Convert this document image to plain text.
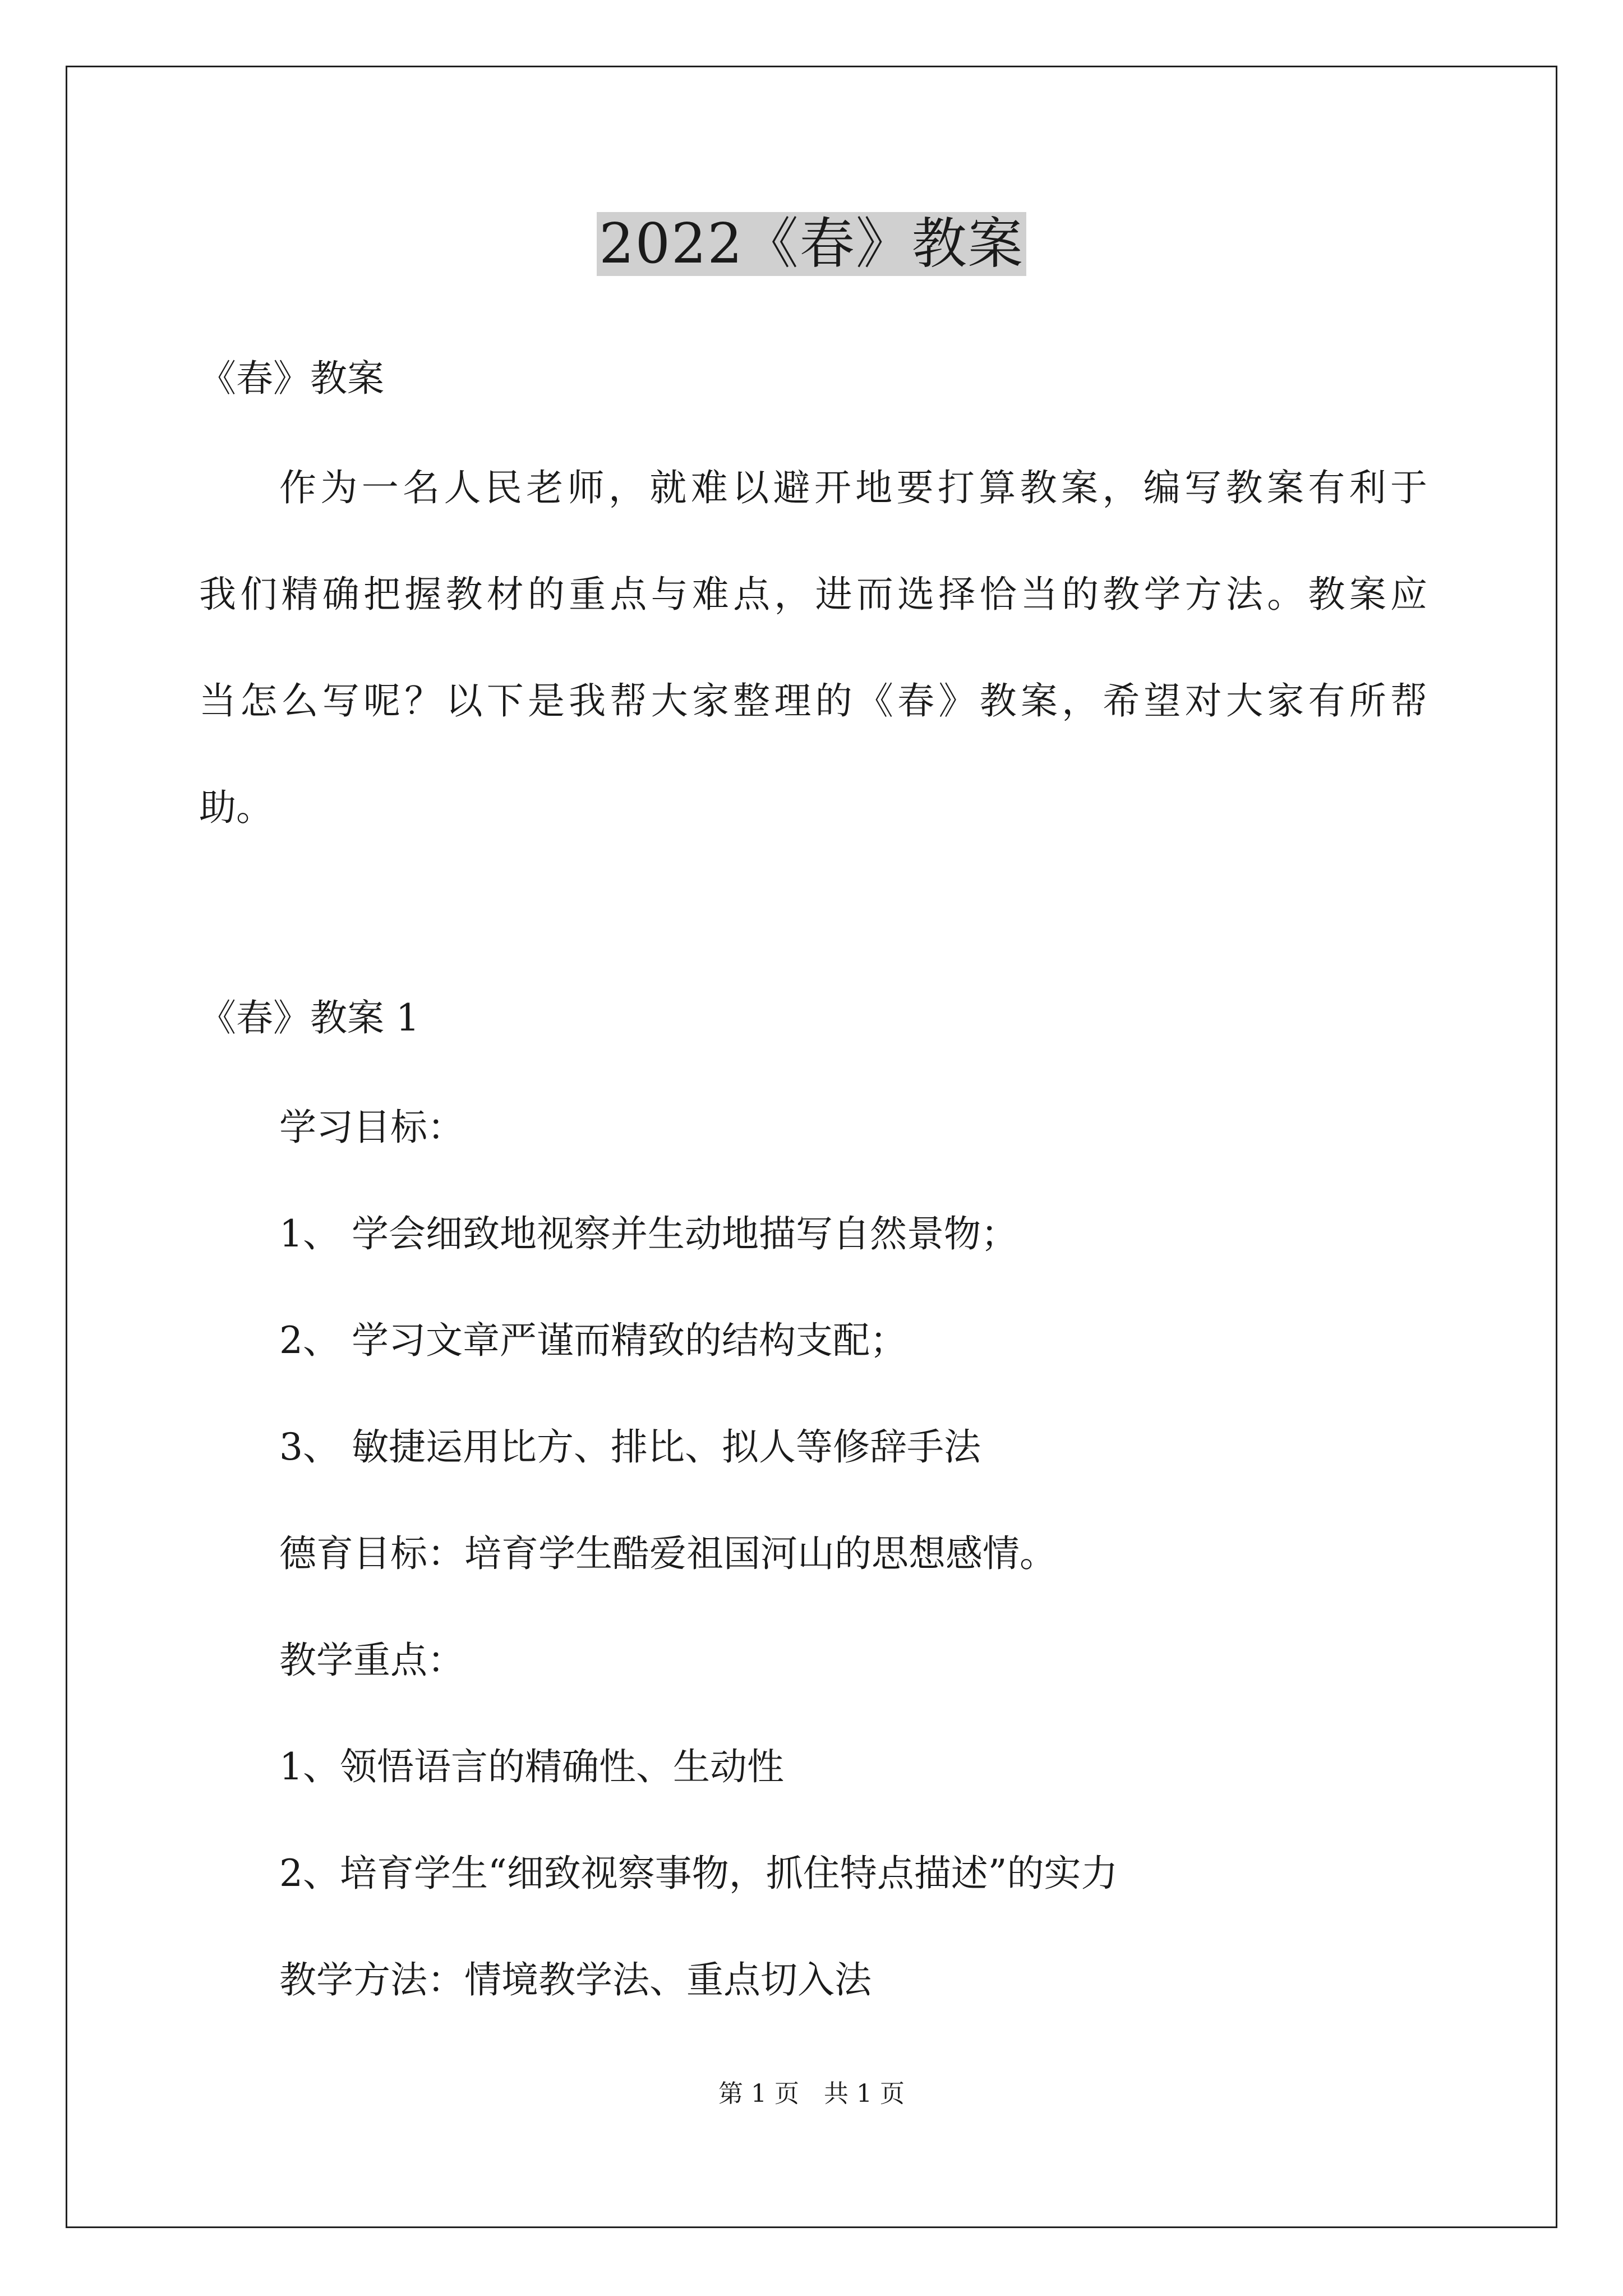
2022《春》教案
《春》教案
作为一名人民老师，就难以避开地要打算教案，编写教案有利于
我们精确把握教材的重点与难点，进而选择恰当的教学方法。教案应
当怎么写呢？以下是我帮大家整理的《春》教案，希望对大家有所帮
助。
《春》教案 1
学习目标：
1、 学会细致地视察并生动地描写自然景物；
2、 学习文章严谨而精致的结构支配；
3、 敏捷运用比方、排比、拟人等修辞手法
德育目标：培育学生酷爱祖国河山的思想感情。
教学重点：
1、领悟语言的精确性、生动性
2、培育学生“细致视察事物，抓住特点描述”的实力
教学方法：情境教学法、重点切入法
第 1 页　共 1 页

++++++++++++++++++++

TASK STATEMENT:
Reproduce each line word for word and drop the pictures.

EXPECTED ANSWER:
Convert this document image to plain text.
2022《春》教案
《春》教案
作为一名人民老师，就难以避开地要打算教案，编写教案有利于
我们精确把握教材的重点与难点，进而选择恰当的教学方法。教案应
当怎么写呢？以下是我帮大家整理的《春》教案，希望对大家有所帮
助。
《春》教案 1
学习目标：
1、 学会细致地视察并生动地描写自然景物；
2、 学习文章严谨而精致的结构支配；
3、 敏捷运用比方、排比、拟人等修辞手法
德育目标：培育学生酷爱祖国河山的思想感情。
教学重点：
1、领悟语言的精确性、生动性
2、培育学生“细致视察事物，抓住特点描述”的实力
教学方法：情境教学法、重点切入法
第 1 页　共 1 页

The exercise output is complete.